- _Directions_:
Copy out the listing in full, exactly as written, but not its pictures.
=== Data to process ===
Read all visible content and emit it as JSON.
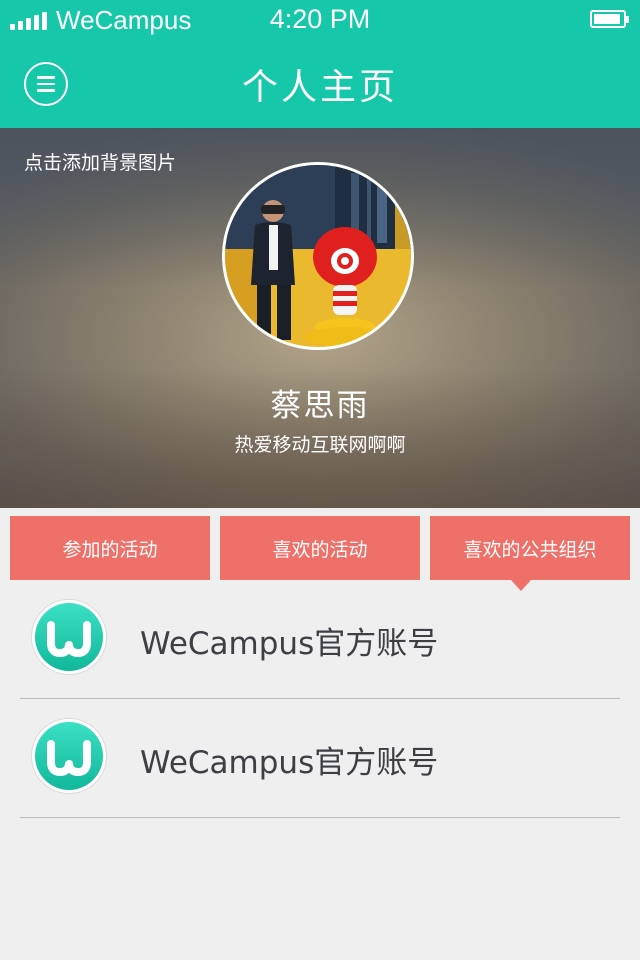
{
  "status_bar": {
    "carrier": "WeCampus",
    "time": "4:20 PM"
  },
  "nav": {
    "title": "个人主页",
    "menu_icon": "menu-icon"
  },
  "hero": {
    "add_background": "点击添加背景图片",
    "name": "蔡思雨",
    "bio": "热爱移动互联网啊啊"
  },
  "tabs": [
    {
      "label": "参加的活动"
    },
    {
      "label": "喜欢的活动"
    },
    {
      "label": "喜欢的公共组织"
    }
  ],
  "active_tab": "喜欢的公共组织",
  "organizations": [
    {
      "name": "WeCampus官方账号",
      "icon": "wecampus-logo-icon"
    },
    {
      "name": "WeCampus官方账号",
      "icon": "wecampus-logo-icon"
    }
  ],
  "colors": {
    "brand": "#16c8a9",
    "tab": "#ee7068",
    "background": "#efefef"
  }
}
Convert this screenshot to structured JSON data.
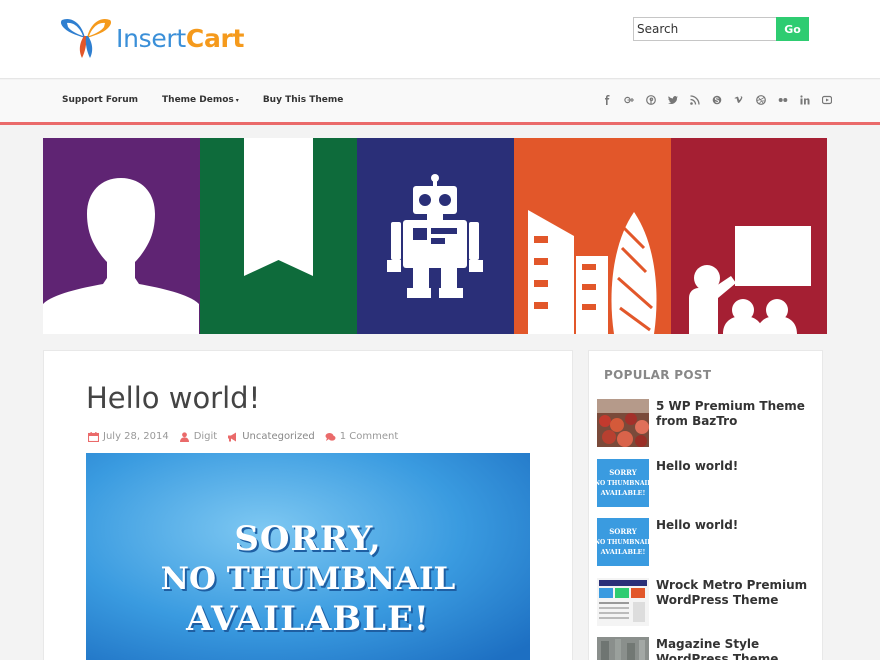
===
- _Solution to this task_:
Read all visible content and emit it as JSON.
{
  "status_bar": {
    "carrier": "WeCampus",
    "time": "4:20 PM"
  },
  "nav": {
    "title": "个人主页",
    "menu_icon": "menu-icon"
  },
  "hero": {
    "add_background": "点击添加背景图片",
    "name": "蔡思雨",
    "bio": "热爱移动互联网啊啊"
  },
  "tabs": [
    {
      "label": "参加的活动"
    },
    {
      "label": "喜欢的活动"
    },
    {
      "label": "喜欢的公共组织"
    }
  ],
  "active_tab": "喜欢的公共组织",
  "organizations": [
    {
      "name": "WeCampus官方账号",
      "icon": "wecampus-logo-icon"
    },
    {
      "name": "WeCampus官方账号",
      "icon": "wecampus-logo-icon"
    }
  ],
  "colors": {
    "brand": "#16c8a9",
    "tab": "#ee7068",
    "background": "#efefef"
  }
}
Convert this screenshot to structured JSON data.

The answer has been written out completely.